▶ _DATA TO USE_:
— Begin —

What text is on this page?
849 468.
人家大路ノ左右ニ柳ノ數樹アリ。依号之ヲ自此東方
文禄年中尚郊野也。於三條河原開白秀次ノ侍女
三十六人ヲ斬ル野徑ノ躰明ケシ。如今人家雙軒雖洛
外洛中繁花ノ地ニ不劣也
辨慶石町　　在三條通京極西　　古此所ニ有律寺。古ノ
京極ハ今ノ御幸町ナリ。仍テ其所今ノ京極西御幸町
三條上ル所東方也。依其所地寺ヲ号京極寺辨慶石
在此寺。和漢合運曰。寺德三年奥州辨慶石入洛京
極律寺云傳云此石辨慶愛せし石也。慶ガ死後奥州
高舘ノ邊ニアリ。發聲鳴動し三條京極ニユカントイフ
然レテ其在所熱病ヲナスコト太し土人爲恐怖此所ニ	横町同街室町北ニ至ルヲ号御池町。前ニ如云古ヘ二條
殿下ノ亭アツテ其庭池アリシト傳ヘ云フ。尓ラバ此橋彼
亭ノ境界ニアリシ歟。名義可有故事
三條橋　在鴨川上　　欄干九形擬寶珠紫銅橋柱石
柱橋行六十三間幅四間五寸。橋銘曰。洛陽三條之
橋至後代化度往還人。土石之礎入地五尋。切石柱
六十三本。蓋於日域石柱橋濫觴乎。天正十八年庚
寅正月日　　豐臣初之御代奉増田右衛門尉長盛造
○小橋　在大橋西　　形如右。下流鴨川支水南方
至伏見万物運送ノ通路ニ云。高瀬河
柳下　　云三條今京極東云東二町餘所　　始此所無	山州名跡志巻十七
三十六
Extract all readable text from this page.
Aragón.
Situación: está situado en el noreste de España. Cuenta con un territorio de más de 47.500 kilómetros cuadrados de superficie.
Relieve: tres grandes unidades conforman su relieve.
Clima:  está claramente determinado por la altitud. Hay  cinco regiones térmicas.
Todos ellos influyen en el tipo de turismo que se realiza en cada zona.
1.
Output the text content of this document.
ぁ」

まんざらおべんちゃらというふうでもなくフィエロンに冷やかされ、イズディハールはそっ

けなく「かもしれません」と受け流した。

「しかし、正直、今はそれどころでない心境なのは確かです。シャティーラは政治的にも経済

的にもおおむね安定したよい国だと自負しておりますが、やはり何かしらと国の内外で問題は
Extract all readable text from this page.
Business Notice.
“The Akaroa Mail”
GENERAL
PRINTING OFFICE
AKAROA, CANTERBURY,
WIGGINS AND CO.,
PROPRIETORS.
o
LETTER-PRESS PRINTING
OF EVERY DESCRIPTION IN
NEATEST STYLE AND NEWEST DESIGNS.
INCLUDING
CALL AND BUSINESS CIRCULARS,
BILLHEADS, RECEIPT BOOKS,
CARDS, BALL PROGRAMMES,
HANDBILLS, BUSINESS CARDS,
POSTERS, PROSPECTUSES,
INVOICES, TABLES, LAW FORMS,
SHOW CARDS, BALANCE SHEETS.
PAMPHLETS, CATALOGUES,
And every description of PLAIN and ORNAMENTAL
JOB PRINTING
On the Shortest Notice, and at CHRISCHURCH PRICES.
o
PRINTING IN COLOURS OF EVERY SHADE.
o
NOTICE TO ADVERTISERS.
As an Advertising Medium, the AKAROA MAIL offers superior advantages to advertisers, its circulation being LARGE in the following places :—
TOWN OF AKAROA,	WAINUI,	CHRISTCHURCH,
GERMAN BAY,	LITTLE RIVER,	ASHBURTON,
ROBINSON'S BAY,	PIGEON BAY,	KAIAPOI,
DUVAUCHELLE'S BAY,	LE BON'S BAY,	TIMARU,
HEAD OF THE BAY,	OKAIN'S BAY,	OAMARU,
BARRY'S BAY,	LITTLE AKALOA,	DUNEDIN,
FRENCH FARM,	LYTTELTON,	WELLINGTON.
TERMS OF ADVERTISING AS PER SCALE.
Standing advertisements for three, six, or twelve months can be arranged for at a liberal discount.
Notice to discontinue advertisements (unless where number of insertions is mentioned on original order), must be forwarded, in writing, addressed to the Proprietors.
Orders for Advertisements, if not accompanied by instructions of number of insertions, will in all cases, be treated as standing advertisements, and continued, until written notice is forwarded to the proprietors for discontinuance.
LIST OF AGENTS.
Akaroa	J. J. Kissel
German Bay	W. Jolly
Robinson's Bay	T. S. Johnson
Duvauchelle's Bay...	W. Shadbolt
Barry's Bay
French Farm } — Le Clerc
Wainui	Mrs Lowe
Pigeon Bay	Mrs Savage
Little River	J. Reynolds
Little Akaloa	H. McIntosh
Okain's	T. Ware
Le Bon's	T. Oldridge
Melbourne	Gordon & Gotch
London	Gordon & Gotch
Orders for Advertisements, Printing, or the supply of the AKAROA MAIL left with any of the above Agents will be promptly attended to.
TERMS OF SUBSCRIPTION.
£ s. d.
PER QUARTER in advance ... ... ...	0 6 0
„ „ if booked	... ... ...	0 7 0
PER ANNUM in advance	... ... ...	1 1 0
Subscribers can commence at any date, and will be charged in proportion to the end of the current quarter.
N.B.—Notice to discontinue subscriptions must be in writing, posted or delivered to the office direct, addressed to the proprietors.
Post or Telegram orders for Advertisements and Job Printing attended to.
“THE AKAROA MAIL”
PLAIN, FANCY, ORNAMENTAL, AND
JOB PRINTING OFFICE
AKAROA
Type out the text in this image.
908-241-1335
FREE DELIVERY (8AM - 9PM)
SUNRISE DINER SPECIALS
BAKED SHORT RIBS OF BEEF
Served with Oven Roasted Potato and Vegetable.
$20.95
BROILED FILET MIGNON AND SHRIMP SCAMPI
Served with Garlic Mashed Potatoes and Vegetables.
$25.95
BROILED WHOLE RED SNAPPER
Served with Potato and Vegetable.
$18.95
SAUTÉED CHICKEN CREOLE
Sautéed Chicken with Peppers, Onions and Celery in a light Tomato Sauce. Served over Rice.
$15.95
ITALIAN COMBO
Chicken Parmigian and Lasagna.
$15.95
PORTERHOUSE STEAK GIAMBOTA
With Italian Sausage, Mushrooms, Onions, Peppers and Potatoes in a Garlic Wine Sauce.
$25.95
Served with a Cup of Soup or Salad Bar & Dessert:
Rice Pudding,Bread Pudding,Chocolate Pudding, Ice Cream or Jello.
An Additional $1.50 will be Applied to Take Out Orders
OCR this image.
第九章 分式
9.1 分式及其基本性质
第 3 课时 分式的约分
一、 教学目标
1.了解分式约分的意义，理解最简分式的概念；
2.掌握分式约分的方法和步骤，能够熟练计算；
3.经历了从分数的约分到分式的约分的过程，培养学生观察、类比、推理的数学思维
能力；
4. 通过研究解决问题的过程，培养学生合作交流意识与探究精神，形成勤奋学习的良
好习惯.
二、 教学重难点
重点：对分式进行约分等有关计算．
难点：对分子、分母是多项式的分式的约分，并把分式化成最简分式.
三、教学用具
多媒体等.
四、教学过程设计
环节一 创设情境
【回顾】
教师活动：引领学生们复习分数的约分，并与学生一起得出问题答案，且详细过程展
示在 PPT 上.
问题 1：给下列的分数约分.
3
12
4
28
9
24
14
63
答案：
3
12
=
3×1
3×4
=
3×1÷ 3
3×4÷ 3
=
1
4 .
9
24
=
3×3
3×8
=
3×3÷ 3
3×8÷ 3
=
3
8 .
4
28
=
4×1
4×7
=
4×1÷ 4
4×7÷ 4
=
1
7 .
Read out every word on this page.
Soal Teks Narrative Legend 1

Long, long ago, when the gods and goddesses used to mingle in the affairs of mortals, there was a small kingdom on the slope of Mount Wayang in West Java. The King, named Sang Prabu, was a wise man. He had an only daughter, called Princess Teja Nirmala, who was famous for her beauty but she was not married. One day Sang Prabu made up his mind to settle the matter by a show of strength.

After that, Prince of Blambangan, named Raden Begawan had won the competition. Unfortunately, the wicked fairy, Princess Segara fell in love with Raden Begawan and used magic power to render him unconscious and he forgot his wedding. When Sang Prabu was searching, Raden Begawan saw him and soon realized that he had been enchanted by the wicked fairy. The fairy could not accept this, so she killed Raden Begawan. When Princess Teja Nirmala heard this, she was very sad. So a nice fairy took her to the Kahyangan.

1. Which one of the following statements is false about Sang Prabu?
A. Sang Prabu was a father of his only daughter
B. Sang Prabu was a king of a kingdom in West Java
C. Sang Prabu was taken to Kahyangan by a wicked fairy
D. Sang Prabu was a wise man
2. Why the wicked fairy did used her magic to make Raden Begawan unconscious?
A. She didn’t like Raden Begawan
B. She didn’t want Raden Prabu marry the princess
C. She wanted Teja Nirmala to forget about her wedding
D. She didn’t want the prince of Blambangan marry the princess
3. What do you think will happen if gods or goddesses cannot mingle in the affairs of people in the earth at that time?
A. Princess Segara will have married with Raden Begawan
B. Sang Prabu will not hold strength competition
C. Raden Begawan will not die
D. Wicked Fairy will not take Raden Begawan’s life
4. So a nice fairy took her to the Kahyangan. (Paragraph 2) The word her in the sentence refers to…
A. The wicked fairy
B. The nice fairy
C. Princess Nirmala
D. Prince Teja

— End —

▶ _INSTRUCTIONS TO FOLLOW_: Gather, from the listing above, every line carrying the word "BROILED".

▶ _OUTPUT OF THE EXERCISE_:
BROILED FILET MIGNON AND SHRIMP SCAMPI
BROILED WHOLE RED SNAPPER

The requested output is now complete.